▽

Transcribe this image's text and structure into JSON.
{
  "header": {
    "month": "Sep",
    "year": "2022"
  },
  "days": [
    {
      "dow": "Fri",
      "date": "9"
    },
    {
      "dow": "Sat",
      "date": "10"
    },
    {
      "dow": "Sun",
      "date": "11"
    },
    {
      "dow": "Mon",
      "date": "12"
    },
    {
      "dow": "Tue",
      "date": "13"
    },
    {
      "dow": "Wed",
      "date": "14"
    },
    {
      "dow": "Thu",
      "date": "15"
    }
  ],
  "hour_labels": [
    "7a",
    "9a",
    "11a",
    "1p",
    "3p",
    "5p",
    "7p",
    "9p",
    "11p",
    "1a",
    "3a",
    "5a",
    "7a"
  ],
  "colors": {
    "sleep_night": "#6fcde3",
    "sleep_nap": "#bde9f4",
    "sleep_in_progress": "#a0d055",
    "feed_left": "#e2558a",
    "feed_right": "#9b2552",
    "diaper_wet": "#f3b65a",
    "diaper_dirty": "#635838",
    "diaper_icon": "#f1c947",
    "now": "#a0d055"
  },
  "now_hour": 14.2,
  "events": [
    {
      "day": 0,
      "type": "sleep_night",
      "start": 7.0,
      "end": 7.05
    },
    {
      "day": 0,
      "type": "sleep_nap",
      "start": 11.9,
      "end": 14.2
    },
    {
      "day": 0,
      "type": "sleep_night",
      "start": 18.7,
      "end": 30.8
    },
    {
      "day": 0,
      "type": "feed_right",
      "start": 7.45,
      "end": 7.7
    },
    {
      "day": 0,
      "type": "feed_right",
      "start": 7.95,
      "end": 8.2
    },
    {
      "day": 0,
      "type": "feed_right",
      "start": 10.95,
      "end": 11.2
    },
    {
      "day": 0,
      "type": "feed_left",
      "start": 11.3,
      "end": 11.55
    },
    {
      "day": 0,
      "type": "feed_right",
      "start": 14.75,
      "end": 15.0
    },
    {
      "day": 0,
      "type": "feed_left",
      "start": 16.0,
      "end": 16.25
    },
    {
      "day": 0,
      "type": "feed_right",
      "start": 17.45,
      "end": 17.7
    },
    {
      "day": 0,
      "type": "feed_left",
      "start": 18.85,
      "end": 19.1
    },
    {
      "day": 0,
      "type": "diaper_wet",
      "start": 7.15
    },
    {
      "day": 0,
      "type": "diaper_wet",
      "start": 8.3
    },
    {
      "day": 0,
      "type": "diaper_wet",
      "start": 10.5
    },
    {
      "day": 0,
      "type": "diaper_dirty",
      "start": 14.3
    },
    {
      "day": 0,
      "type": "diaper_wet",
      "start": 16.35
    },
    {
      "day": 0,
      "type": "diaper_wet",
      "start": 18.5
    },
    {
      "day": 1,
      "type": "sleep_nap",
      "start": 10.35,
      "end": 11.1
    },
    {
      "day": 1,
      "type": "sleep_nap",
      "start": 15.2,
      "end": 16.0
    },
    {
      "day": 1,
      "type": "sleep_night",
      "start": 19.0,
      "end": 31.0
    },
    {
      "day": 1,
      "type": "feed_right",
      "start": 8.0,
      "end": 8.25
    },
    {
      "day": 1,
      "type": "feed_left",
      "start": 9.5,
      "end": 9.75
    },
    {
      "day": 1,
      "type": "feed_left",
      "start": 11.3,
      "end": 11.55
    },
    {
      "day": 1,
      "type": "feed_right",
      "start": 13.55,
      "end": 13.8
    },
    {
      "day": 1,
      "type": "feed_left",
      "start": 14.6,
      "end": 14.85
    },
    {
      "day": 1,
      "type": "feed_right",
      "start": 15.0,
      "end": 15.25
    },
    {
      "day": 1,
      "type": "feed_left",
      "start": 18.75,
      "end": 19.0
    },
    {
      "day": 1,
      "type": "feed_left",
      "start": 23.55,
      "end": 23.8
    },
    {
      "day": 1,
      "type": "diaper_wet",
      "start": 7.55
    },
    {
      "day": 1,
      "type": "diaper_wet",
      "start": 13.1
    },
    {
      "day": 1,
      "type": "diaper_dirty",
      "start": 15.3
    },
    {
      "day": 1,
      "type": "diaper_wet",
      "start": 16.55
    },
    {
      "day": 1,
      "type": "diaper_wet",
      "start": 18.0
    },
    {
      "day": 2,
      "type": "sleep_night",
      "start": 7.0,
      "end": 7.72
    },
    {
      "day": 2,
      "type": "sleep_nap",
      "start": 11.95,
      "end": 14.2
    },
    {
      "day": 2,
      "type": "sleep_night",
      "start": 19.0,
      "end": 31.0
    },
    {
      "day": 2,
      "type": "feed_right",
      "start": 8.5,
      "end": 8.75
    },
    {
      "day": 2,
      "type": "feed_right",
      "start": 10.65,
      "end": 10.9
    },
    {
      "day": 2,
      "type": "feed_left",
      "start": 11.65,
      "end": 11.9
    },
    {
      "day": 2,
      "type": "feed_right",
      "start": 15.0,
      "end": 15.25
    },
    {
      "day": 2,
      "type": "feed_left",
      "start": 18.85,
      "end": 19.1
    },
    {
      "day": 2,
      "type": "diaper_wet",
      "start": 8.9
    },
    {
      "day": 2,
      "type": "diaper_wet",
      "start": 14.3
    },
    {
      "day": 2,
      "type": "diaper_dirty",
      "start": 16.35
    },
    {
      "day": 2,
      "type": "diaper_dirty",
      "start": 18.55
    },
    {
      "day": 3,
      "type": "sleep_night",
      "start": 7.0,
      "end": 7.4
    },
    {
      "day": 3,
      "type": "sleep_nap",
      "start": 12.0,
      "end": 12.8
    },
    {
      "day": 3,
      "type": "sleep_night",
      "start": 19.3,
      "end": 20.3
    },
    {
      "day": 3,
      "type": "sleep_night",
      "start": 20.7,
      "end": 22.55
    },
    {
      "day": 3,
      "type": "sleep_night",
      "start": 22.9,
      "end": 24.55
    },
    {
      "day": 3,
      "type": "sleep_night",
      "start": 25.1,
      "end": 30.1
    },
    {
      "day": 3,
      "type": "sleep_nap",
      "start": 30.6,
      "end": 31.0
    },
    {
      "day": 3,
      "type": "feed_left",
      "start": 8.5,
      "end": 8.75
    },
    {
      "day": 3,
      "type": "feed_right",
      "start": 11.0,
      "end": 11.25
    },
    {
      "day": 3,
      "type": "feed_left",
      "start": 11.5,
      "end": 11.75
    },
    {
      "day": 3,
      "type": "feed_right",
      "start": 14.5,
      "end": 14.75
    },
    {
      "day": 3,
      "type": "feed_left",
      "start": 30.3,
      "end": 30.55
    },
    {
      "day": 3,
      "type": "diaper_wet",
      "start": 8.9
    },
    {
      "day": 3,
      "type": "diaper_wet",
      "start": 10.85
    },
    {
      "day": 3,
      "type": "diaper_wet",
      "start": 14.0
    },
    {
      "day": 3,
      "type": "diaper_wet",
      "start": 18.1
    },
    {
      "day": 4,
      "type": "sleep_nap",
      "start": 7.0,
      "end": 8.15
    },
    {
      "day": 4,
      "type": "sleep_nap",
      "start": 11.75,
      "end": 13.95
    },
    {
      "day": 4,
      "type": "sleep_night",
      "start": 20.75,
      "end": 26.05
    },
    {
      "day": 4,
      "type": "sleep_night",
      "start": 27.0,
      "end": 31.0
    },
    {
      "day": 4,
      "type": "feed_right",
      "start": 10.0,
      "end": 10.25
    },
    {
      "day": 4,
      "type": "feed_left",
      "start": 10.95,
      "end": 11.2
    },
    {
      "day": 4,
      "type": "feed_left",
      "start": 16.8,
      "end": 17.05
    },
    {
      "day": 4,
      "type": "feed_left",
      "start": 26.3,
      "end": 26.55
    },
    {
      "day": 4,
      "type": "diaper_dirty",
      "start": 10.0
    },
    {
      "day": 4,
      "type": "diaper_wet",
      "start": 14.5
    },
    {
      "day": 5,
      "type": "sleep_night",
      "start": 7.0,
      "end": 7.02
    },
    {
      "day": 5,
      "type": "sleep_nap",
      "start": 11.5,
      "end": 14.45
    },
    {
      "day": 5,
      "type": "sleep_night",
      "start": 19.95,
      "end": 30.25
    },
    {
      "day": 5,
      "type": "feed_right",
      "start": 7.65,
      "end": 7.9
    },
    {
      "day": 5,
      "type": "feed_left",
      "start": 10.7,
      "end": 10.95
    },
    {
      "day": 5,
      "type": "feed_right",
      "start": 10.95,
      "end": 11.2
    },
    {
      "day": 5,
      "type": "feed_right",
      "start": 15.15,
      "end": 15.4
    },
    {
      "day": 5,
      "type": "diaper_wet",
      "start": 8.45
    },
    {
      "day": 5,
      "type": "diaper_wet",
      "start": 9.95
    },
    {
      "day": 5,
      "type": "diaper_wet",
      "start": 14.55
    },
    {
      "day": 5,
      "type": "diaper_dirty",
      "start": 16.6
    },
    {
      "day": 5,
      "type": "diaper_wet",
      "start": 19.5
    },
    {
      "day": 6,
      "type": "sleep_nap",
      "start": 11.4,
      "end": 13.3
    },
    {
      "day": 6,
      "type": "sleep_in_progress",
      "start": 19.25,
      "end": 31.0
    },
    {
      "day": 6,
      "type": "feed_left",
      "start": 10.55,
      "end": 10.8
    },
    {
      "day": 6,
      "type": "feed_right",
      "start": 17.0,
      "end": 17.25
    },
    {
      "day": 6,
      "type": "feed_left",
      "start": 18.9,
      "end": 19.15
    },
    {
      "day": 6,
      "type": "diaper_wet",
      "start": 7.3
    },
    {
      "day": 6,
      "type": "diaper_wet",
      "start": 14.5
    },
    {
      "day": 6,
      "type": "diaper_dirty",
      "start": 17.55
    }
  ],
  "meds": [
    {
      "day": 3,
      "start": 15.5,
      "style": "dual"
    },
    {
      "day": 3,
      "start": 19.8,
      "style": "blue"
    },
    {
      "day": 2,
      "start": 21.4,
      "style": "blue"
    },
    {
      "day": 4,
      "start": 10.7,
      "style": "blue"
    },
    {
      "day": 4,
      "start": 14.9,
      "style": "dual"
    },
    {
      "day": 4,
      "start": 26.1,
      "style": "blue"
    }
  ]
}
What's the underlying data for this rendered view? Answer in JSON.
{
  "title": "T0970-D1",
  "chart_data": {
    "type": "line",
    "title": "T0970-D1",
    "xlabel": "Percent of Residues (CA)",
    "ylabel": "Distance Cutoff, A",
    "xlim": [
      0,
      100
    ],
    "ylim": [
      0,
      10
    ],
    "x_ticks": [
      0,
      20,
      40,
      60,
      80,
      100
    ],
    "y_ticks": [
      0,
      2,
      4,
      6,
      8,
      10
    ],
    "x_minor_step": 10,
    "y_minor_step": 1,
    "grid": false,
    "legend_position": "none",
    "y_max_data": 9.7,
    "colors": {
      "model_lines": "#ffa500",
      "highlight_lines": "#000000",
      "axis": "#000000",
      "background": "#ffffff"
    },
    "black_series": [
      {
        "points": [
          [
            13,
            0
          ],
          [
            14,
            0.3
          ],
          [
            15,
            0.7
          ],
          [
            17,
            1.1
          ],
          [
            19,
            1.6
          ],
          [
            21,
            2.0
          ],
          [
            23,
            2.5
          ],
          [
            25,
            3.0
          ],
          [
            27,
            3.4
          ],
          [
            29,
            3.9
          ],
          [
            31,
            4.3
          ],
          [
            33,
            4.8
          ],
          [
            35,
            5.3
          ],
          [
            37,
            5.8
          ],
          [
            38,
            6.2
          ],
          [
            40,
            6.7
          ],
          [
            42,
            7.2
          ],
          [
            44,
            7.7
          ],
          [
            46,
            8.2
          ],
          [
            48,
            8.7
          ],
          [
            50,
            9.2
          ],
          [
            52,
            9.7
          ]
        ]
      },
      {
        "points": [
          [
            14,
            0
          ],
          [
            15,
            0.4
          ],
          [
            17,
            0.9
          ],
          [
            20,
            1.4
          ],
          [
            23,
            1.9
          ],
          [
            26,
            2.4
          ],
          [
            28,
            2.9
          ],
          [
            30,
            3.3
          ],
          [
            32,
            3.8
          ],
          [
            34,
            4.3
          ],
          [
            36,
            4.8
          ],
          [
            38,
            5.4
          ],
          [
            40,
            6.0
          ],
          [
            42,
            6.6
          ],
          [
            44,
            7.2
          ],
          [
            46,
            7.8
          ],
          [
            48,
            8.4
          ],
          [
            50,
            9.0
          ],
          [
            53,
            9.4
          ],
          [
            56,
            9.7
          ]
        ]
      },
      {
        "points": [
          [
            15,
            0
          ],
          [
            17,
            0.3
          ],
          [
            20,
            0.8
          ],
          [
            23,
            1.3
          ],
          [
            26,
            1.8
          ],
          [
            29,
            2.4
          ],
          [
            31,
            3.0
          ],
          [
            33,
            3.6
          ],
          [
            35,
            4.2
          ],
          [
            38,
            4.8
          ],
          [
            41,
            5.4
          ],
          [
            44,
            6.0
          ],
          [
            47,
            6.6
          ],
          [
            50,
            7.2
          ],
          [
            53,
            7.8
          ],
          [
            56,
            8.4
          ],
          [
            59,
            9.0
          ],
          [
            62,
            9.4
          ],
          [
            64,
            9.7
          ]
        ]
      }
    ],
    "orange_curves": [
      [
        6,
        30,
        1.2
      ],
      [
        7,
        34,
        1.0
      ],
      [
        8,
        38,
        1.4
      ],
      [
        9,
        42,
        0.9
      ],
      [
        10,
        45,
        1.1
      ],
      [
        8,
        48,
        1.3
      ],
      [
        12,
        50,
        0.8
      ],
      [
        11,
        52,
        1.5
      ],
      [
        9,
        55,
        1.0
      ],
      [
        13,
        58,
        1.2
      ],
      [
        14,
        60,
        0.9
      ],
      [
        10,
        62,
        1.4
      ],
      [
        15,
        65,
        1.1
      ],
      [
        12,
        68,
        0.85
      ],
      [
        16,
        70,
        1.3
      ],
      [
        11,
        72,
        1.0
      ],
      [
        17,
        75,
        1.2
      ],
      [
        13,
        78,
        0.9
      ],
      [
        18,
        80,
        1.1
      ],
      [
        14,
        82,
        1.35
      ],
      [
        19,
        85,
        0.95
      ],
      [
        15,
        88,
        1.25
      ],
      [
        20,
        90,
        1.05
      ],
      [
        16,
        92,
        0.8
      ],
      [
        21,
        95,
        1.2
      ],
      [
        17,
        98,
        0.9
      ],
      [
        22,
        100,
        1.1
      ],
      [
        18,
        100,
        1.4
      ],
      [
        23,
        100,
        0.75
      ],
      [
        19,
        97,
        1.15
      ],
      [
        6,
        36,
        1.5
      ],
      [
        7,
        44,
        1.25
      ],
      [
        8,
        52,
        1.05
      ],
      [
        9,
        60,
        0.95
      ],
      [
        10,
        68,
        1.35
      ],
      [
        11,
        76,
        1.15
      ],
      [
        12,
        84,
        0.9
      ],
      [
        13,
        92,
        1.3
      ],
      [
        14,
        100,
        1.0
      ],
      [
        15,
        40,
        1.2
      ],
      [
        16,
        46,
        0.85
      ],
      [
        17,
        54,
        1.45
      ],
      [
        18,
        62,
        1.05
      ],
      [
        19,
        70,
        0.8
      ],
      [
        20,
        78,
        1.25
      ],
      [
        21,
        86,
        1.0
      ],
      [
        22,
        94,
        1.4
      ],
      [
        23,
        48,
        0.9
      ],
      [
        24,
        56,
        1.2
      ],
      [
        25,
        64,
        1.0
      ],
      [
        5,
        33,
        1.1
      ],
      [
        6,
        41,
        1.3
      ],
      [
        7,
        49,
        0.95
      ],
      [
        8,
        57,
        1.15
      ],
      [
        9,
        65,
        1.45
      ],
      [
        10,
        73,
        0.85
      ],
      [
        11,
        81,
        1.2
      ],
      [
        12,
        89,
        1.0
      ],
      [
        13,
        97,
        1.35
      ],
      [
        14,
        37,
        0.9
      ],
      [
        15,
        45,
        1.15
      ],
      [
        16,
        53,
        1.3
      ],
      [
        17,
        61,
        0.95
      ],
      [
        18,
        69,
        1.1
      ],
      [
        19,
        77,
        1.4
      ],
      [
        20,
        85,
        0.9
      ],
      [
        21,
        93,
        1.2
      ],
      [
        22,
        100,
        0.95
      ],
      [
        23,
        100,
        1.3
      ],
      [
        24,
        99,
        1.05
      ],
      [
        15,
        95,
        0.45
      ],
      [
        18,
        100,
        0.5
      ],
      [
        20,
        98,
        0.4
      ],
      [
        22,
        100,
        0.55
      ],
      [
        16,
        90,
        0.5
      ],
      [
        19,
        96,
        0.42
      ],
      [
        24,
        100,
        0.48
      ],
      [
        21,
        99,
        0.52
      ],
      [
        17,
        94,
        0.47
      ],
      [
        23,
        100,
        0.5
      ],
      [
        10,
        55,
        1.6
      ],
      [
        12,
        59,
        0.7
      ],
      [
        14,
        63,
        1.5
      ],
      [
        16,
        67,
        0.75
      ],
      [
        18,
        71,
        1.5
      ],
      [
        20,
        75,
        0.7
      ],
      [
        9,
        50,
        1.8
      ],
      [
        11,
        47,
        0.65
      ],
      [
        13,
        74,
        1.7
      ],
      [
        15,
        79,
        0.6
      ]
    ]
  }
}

△

Directions:
Look over the listing. Pull out every line with the string "date" in it.

Result:
      "date": "9"
      "date": "10"
      "date": "11"
      "date": "12"
      "date": "13"
      "date": "14"
      "date": "15"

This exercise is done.